C++ Logo

sg16

Advanced search

Re: [SG16-Unicode] String views with strong code unit types

From: JeanHeyd Meneide <phdofthehouse_at_[hidden]>
Date: Tue, 4 Jun 2019 06:27:40 -0400
On Tue, Jun 4, 2019 at 5:39 AM Lyberta <lyberta_at_[hidden]> wrote:

> We can always modify the standard so that we get strong types via
> compiler magic. I was thinking:
>
> utf8'a' -> std::unicode::utf8_code_unit
> utf16'a' -> std::unicode::utf16_code_unit
> utf32'a' -> std::unicode::utf32_code_unit
> utf8"a" -> std::unicode::utf8_code_unit_sequence_view
> utf16"a" -> std::unicode::utf16_code_unit_sequence_view
> utf32"a" -> std::unicode::utf32_code_unit_sequence_view
>
> Well, that's future. I want something I can use now.
>
> Also, does the standard require well formed sequences in literals?
>

No, we lobbied specifically that you can insert "ill-formed" sequences
(e.g., not perfectly well formed Unicode Scalar Values) into string
literals. This is specifically to enable people who need literals of types
that are not exactly conformant for various reasons (testing, or
specifically creating WTF8/CESU8/etc. literals, and more).

Granted, the only way you can do this is by writing `\x` values
specifically in the string literal: it's a very powerful show that someone
is doing something non-standard. That doesn't mean you can't assume
char8_t, char16_t, and char32_t are not well-formed: if someone's shoving
in direct code unit values with backslash-X syntax, you have to assume they
are a Very Smart Person Who Knows What They Are Getting Themselves Into.

Received on 2019-06-04 12:27:53

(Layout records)
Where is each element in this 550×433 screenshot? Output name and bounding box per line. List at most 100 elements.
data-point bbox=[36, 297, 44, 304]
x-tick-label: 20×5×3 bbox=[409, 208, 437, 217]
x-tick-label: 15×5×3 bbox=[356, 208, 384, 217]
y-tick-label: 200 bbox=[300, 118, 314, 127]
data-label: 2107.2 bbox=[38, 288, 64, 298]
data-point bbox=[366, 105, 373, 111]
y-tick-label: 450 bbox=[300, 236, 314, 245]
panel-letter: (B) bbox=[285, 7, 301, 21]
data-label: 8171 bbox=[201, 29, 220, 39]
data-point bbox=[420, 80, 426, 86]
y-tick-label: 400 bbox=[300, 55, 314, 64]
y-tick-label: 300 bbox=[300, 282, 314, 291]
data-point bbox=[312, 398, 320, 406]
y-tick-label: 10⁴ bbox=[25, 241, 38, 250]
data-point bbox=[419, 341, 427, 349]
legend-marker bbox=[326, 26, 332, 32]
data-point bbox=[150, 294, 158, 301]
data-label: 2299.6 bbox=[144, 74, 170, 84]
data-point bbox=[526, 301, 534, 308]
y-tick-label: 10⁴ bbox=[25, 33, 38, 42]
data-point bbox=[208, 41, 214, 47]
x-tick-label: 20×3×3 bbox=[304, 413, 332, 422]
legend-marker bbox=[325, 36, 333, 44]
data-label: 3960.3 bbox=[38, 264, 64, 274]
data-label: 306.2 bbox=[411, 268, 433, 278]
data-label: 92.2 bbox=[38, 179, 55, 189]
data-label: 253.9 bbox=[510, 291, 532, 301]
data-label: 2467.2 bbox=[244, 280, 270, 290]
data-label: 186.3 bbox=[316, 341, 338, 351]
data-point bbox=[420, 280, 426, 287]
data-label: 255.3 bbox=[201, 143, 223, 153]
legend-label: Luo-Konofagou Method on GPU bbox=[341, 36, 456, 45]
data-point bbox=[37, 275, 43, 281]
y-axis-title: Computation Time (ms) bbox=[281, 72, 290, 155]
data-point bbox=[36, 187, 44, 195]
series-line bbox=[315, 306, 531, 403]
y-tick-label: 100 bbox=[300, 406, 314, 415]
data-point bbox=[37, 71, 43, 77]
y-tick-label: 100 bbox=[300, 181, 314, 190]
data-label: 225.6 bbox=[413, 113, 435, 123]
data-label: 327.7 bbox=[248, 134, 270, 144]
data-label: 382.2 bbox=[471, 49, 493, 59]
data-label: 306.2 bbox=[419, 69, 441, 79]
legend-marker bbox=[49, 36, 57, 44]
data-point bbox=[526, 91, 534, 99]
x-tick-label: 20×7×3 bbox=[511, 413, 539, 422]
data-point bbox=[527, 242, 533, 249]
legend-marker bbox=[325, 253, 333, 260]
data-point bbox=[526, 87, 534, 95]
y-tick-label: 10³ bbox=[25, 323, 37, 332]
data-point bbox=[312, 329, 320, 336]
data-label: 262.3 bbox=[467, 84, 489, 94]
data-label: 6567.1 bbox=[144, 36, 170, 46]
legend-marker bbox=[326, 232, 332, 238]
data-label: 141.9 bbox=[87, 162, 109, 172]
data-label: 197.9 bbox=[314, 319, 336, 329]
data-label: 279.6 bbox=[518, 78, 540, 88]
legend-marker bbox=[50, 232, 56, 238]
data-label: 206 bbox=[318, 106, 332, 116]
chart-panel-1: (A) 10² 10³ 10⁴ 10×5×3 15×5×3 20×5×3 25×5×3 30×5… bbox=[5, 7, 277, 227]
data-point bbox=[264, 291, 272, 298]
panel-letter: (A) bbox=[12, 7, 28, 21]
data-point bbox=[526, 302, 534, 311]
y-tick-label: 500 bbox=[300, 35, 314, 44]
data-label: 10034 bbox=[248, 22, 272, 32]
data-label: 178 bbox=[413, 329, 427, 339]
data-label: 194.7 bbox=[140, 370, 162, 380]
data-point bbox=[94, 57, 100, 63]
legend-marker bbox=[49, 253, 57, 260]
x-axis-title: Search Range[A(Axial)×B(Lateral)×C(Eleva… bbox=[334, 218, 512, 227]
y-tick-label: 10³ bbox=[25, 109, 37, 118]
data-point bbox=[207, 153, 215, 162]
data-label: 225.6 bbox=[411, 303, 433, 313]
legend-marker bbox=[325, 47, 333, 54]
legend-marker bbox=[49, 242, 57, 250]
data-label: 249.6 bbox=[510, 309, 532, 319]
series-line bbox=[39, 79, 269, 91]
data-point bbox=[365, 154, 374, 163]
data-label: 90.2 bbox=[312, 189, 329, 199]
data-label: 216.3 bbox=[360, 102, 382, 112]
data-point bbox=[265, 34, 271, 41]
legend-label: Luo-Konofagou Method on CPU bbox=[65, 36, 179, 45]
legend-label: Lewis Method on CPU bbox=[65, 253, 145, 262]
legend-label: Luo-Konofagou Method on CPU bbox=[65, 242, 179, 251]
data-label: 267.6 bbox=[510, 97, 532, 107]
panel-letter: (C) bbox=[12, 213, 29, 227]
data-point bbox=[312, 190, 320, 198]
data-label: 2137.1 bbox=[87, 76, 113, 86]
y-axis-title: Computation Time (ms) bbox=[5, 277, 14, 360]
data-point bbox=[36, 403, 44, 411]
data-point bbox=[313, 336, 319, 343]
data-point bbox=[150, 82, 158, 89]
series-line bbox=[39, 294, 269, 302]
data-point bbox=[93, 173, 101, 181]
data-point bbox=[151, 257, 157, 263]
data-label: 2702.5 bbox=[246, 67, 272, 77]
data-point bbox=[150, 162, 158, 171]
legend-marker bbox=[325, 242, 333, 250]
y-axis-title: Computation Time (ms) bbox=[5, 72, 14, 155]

REQUIREMENT: Please set down the whole mailing-list post on strong code unit types above, word for word and unchanged.

SOLUTION:
C++ Logo

sg16

Advanced search

Re: [SG16-Unicode] String views with strong code unit types

From: JeanHeyd Meneide <phdofthehouse_at_[hidden]>
Date: Tue, 4 Jun 2019 06:27:40 -0400
On Tue, Jun 4, 2019 at 5:39 AM Lyberta <lyberta_at_[hidden]> wrote:

> We can always modify the standard so that we get strong types via
> compiler magic. I was thinking:
>
> utf8'a' -> std::unicode::utf8_code_unit
> utf16'a' -> std::unicode::utf16_code_unit
> utf32'a' -> std::unicode::utf32_code_unit
> utf8"a" -> std::unicode::utf8_code_unit_sequence_view
> utf16"a" -> std::unicode::utf16_code_unit_sequence_view
> utf32"a" -> std::unicode::utf32_code_unit_sequence_view
>
> Well, that's future. I want something I can use now.
>
> Also, does the standard require well formed sequences in literals?
>

No, we lobbied specifically that you can insert "ill-formed" sequences
(e.g., not perfectly well formed Unicode Scalar Values) into string
literals. This is specifically to enable people who need literals of types
that are not exactly conformant for various reasons (testing, or
specifically creating WTF8/CESU8/etc. literals, and more).

Granted, the only way you can do this is by writing `\x` values
specifically in the string literal: it's a very powerful show that someone
is doing something non-standard. That doesn't mean you can't assume
char8_t, char16_t, and char32_t are not well-formed: if someone's shoving
in direct code unit values with backslash-X syntax, you have to assume they
are a Very Smart Person Who Knows What They Are Getting Themselves Into.

Received on 2019-06-04 12:27:53